Stored data entries
::::
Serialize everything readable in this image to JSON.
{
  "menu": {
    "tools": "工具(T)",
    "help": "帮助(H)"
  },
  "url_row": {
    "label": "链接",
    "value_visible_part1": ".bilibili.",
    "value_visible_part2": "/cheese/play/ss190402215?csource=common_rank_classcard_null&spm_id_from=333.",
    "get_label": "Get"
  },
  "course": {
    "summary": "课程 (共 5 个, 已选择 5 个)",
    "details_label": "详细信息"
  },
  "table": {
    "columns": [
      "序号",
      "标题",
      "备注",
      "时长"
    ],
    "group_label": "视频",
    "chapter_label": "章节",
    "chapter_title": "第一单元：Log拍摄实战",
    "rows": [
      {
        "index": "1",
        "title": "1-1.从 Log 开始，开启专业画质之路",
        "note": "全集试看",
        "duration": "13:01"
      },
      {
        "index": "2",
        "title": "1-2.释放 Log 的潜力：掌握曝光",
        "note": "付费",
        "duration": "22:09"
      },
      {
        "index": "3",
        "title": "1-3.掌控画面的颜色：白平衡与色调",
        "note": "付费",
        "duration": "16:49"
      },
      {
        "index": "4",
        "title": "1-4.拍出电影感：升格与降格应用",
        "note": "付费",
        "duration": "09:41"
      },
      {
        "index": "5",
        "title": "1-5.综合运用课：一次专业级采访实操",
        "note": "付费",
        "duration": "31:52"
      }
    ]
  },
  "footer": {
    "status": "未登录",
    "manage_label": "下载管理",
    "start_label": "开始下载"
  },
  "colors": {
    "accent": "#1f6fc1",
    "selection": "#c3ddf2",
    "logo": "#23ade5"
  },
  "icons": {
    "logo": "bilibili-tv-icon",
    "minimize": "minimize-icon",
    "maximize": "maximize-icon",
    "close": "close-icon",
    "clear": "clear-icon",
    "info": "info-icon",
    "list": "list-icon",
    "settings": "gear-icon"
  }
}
::::
Please quote the data above in full, with no line missing.

Serialize everything readable in this image to JSON.
{
  "menu": {
    "tools": "工具(T)",
    "help": "帮助(H)"
  },
  "url_row": {
    "label": "链接",
    "value_visible_part1": ".bilibili.",
    "value_visible_part2": "/cheese/play/ss190402215?csource=common_rank_classcard_null&spm_id_from=333.",
    "get_label": "Get"
  },
  "course": {
    "summary": "课程 (共 5 个, 已选择 5 个)",
    "details_label": "详细信息"
  },
  "table": {
    "columns": [
      "序号",
      "标题",
      "备注",
      "时长"
    ],
    "group_label": "视频",
    "chapter_label": "章节",
    "chapter_title": "第一单元：Log拍摄实战",
    "rows": [
      {
        "index": "1",
        "title": "1-1.从 Log 开始，开启专业画质之路",
        "note": "全集试看",
        "duration": "13:01"
      },
      {
        "index": "2",
        "title": "1-2.释放 Log 的潜力：掌握曝光",
        "note": "付费",
        "duration": "22:09"
      },
      {
        "index": "3",
        "title": "1-3.掌控画面的颜色：白平衡与色调",
        "note": "付费",
        "duration": "16:49"
      },
      {
        "index": "4",
        "title": "1-4.拍出电影感：升格与降格应用",
        "note": "付费",
        "duration": "09:41"
      },
      {
        "index": "5",
        "title": "1-5.综合运用课：一次专业级采访实操",
        "note": "付费",
        "duration": "31:52"
      }
    ]
  },
  "footer": {
    "status": "未登录",
    "manage_label": "下载管理",
    "start_label": "开始下载"
  },
  "colors": {
    "accent": "#1f6fc1",
    "selection": "#c3ddf2",
    "logo": "#23ade5"
  },
  "icons": {
    "logo": "bilibili-tv-icon",
    "minimize": "minimize-icon",
    "maximize": "maximize-icon",
    "close": "close-icon",
    "clear": "clear-icon",
    "info": "info-icon",
    "list": "list-icon",
    "settings": "gear-icon"
  }
}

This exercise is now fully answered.